Exercise
Repeat the full listing below verbatim and keep the images out.

Material for the task
+++++
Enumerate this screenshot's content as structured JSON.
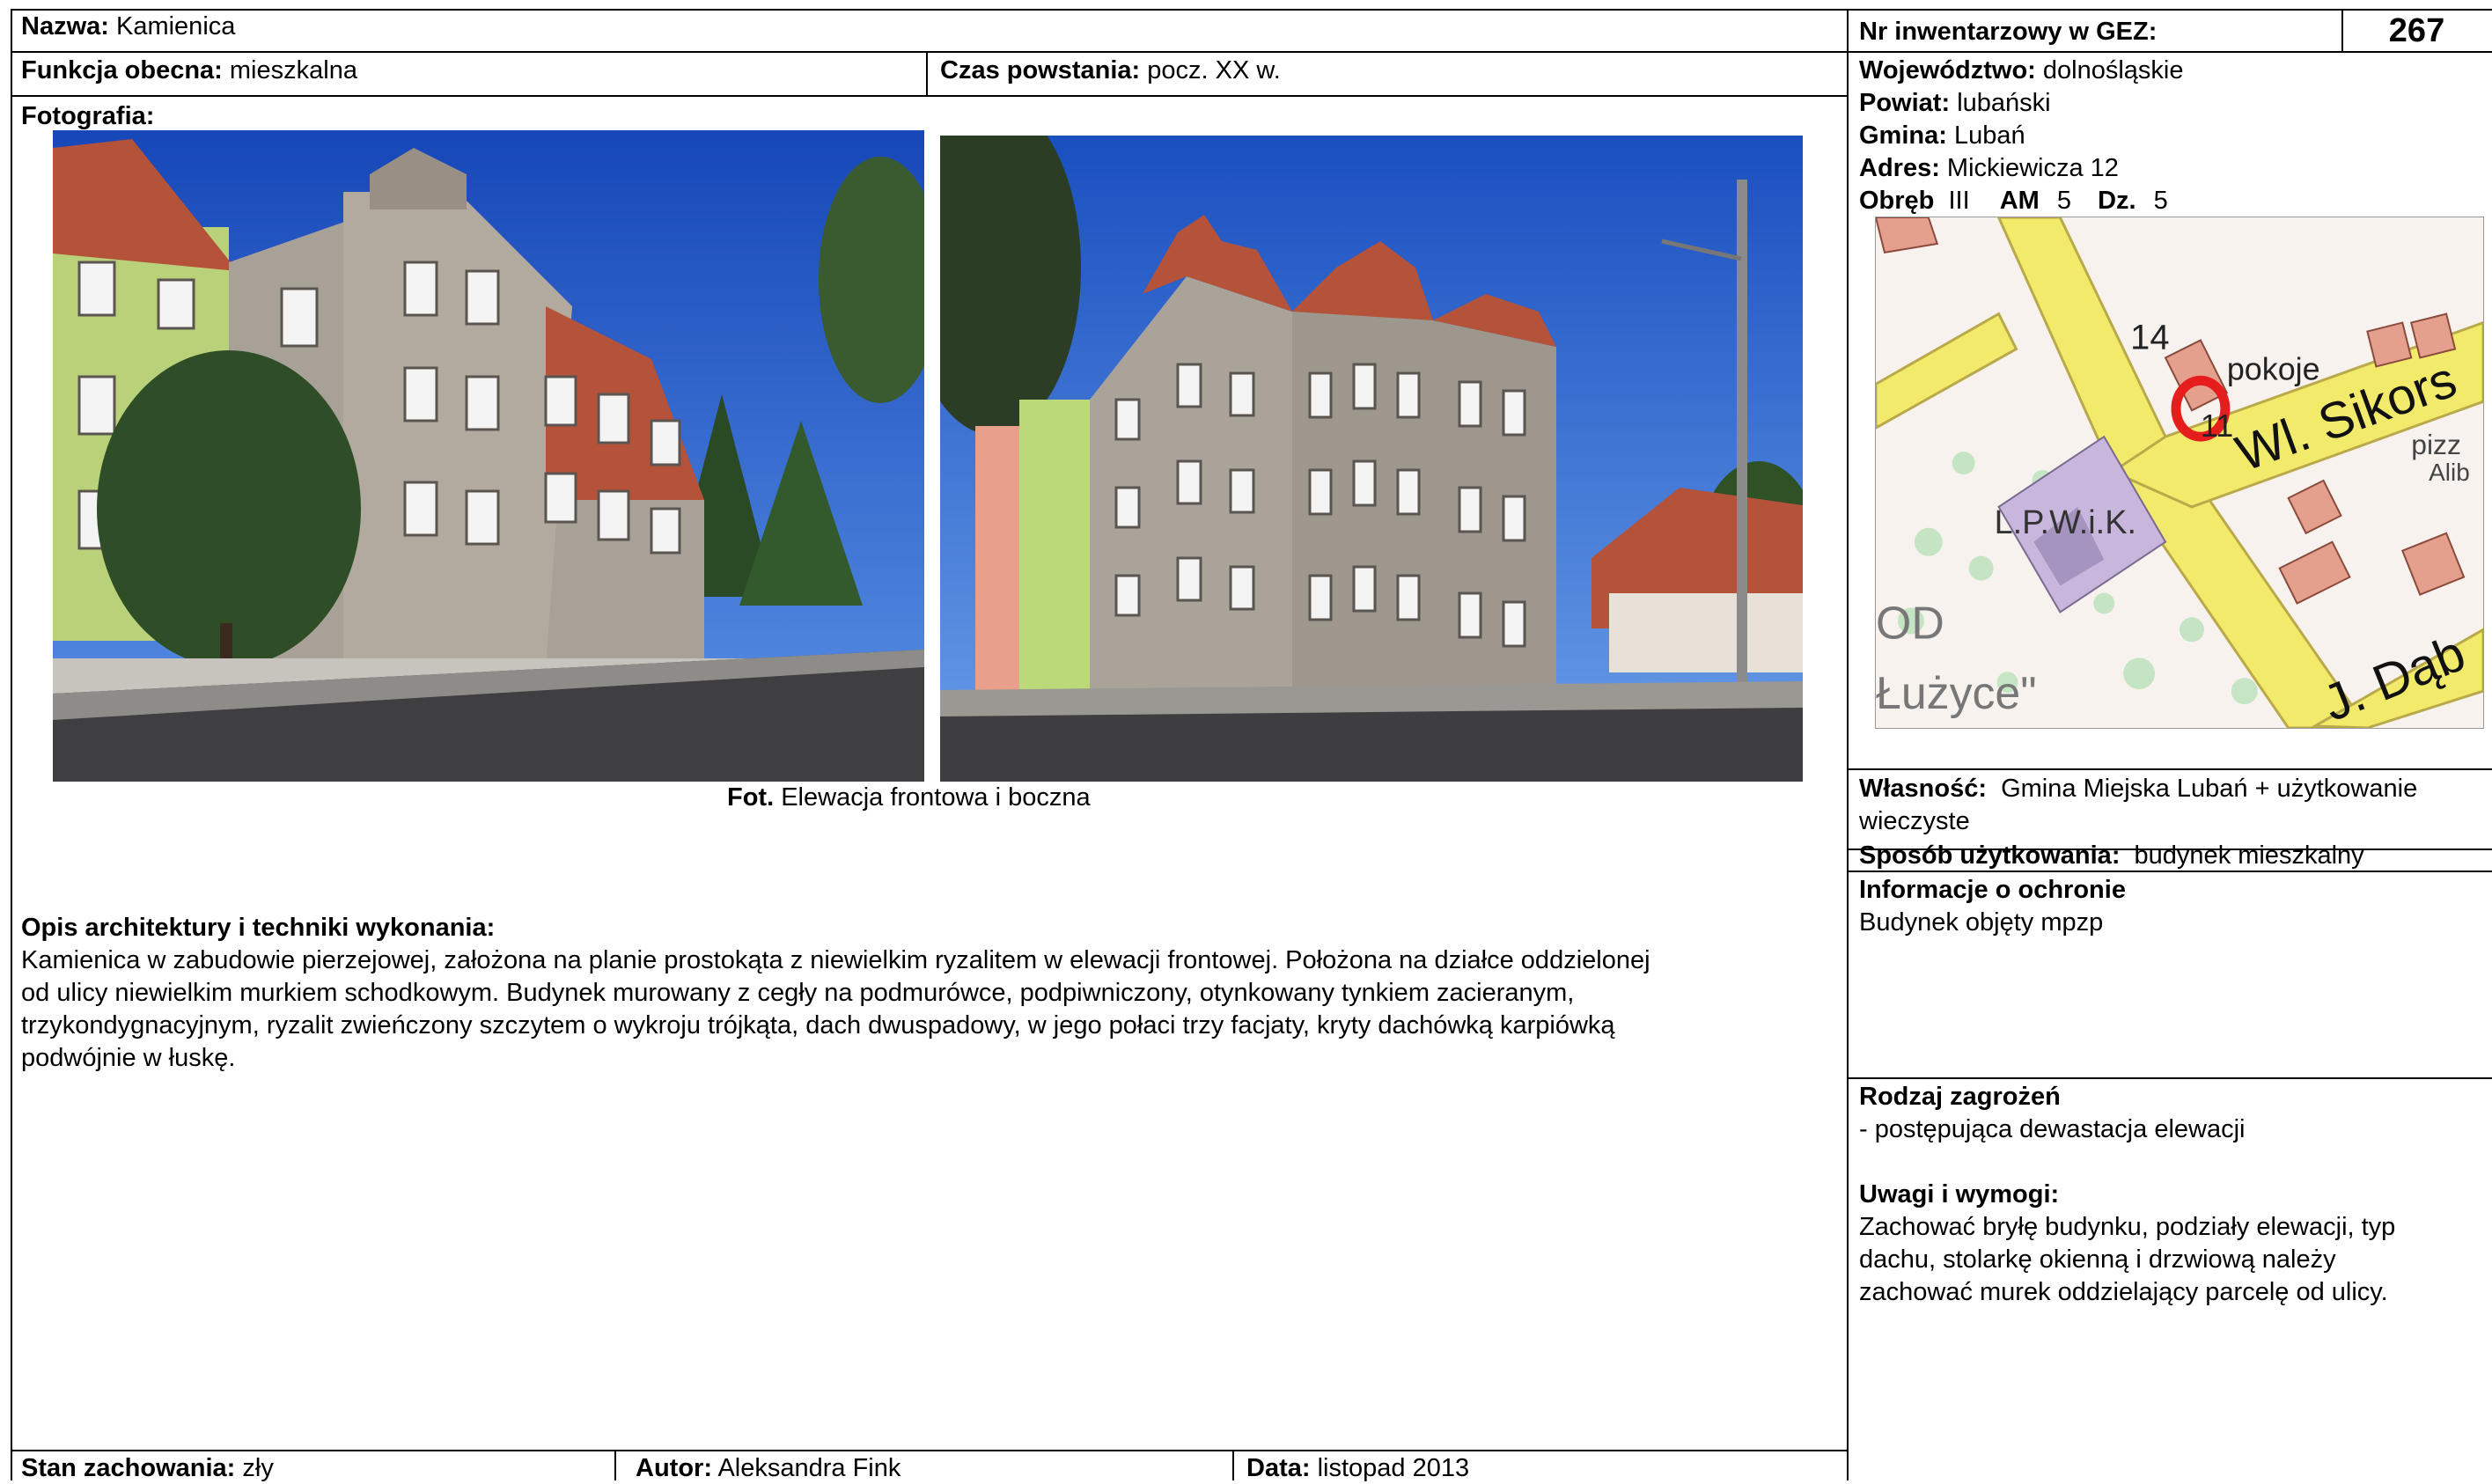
{
  "left": {
    "name": {
      "label": "Nazwa:",
      "value": "Kamienica"
    },
    "function": {
      "label": "Funkcja obecna:",
      "value": "mieszkalna"
    },
    "period": {
      "label": "Czas powstania:",
      "value": "pocz. XX w."
    },
    "photo_label": "Fotografia:",
    "caption": {
      "bold": "Fot.",
      "text": "Elewacja frontowa i boczna"
    },
    "description": {
      "heading": "Opis architektury i techniki wykonania:",
      "lines": [
        "Kamienica w zabudowie pierzejowej, założona na planie prostokąta z niewielkim ryzalitem w elewacji frontowej. Położona na działce oddzielonej",
        "od ulicy niewielkim murkiem schodkowym. Budynek murowany z cegły na podmurówce, podpiwniczony, otynkowany tynkiem zacieranym,",
        "trzykondygnacyjnym, ryzalit zwieńczony szczytem o wykroju trójkąta, dach dwuspadowy, w jego połaci trzy facjaty, kryty dachówką karpiówką",
        "podwójnie w łuskę."
      ]
    },
    "footer": {
      "condition": {
        "label": "Stan zachowania:",
        "value": "zły"
      },
      "author": {
        "label": "Autor:",
        "value": "Aleksandra Fink"
      },
      "date": {
        "label": "Data:",
        "value": "listopad 2013"
      }
    }
  },
  "right": {
    "inventory": {
      "label": "Nr inwentarzowy w GEZ:",
      "value": "267"
    },
    "voivodeship": {
      "label": "Województwo:",
      "value": "dolnośląskie"
    },
    "county": {
      "label": "Powiat:",
      "value": "lubański"
    },
    "commune": {
      "label": "Gmina:",
      "value": "Lubań"
    },
    "address": {
      "label": "Adres:",
      "value": "Mickiewicza 12"
    },
    "plot": {
      "obreb_label": "Obręb",
      "obreb": "III",
      "am_label": "AM",
      "am": "5",
      "dz_label": "Dz.",
      "dz": "5"
    },
    "map_labels": {
      "num14": "14",
      "pokoje": "pokoje",
      "street1": "Wl. Sikors",
      "num11": "11",
      "lpwik": "L.P.W.i.K.",
      "pizz": "pizz",
      "alib": "Alib",
      "od": "OD",
      "luzyce": "Łużyce\"",
      "street2": "J. Dąb"
    },
    "ownership": {
      "label": "Własność:",
      "line1": "Gmina Miejska Lubań + użytkowanie",
      "line2": "wieczyste"
    },
    "usage": {
      "label": "Sposób użytkowania:",
      "value": "budynek mieszkalny"
    },
    "protection": {
      "heading": "Informacje o ochronie",
      "text": "Budynek objęty mpzp"
    },
    "threats": {
      "heading": "Rodzaj zagrożeń",
      "text": "- postępująca dewastacja elewacji"
    },
    "remarks": {
      "heading": "Uwagi i wymogi:",
      "lines": [
        "Zachować bryłę budynku, podziały elewacji, typ",
        "dachu, stolarkę okienną i drzwiową należy",
        "zachować murek oddzielający parcelę od ulicy."
      ]
    }
  },
  "colors": {
    "sky": "#1f5fc8",
    "facade_gray": "#a09b95",
    "roof": "#b5523a",
    "map_road": "#f2ea6a",
    "map_marker": "#e51d1d"
  }
}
+++++
Problem solution
Enumerate this screenshot's content as structured JSON.
{
  "left": {
    "name": {
      "label": "Nazwa:",
      "value": "Kamienica"
    },
    "function": {
      "label": "Funkcja obecna:",
      "value": "mieszkalna"
    },
    "period": {
      "label": "Czas powstania:",
      "value": "pocz. XX w."
    },
    "photo_label": "Fotografia:",
    "caption": {
      "bold": "Fot.",
      "text": "Elewacja frontowa i boczna"
    },
    "description": {
      "heading": "Opis architektury i techniki wykonania:",
      "lines": [
        "Kamienica w zabudowie pierzejowej, założona na planie prostokąta z niewielkim ryzalitem w elewacji frontowej. Położona na działce oddzielonej",
        "od ulicy niewielkim murkiem schodkowym. Budynek murowany z cegły na podmurówce, podpiwniczony, otynkowany tynkiem zacieranym,",
        "trzykondygnacyjnym, ryzalit zwieńczony szczytem o wykroju trójkąta, dach dwuspadowy, w jego połaci trzy facjaty, kryty dachówką karpiówką",
        "podwójnie w łuskę."
      ]
    },
    "footer": {
      "condition": {
        "label": "Stan zachowania:",
        "value": "zły"
      },
      "author": {
        "label": "Autor:",
        "value": "Aleksandra Fink"
      },
      "date": {
        "label": "Data:",
        "value": "listopad 2013"
      }
    }
  },
  "right": {
    "inventory": {
      "label": "Nr inwentarzowy w GEZ:",
      "value": "267"
    },
    "voivodeship": {
      "label": "Województwo:",
      "value": "dolnośląskie"
    },
    "county": {
      "label": "Powiat:",
      "value": "lubański"
    },
    "commune": {
      "label": "Gmina:",
      "value": "Lubań"
    },
    "address": {
      "label": "Adres:",
      "value": "Mickiewicza 12"
    },
    "plot": {
      "obreb_label": "Obręb",
      "obreb": "III",
      "am_label": "AM",
      "am": "5",
      "dz_label": "Dz.",
      "dz": "5"
    },
    "map_labels": {
      "num14": "14",
      "pokoje": "pokoje",
      "street1": "Wl. Sikors",
      "num11": "11",
      "lpwik": "L.P.W.i.K.",
      "pizz": "pizz",
      "alib": "Alib",
      "od": "OD",
      "luzyce": "Łużyce\"",
      "street2": "J. Dąb"
    },
    "ownership": {
      "label": "Własność:",
      "line1": "Gmina Miejska Lubań + użytkowanie",
      "line2": "wieczyste"
    },
    "usage": {
      "label": "Sposób użytkowania:",
      "value": "budynek mieszkalny"
    },
    "protection": {
      "heading": "Informacje o ochronie",
      "text": "Budynek objęty mpzp"
    },
    "threats": {
      "heading": "Rodzaj zagrożeń",
      "text": "- postępująca dewastacja elewacji"
    },
    "remarks": {
      "heading": "Uwagi i wymogi:",
      "lines": [
        "Zachować bryłę budynku, podziały elewacji, typ",
        "dachu, stolarkę okienną i drzwiową należy",
        "zachować murek oddzielający parcelę od ulicy."
      ]
    }
  },
  "colors": {
    "sky": "#1f5fc8",
    "facade_gray": "#a09b95",
    "roof": "#b5523a",
    "map_road": "#f2ea6a",
    "map_marker": "#e51d1d"
  }
}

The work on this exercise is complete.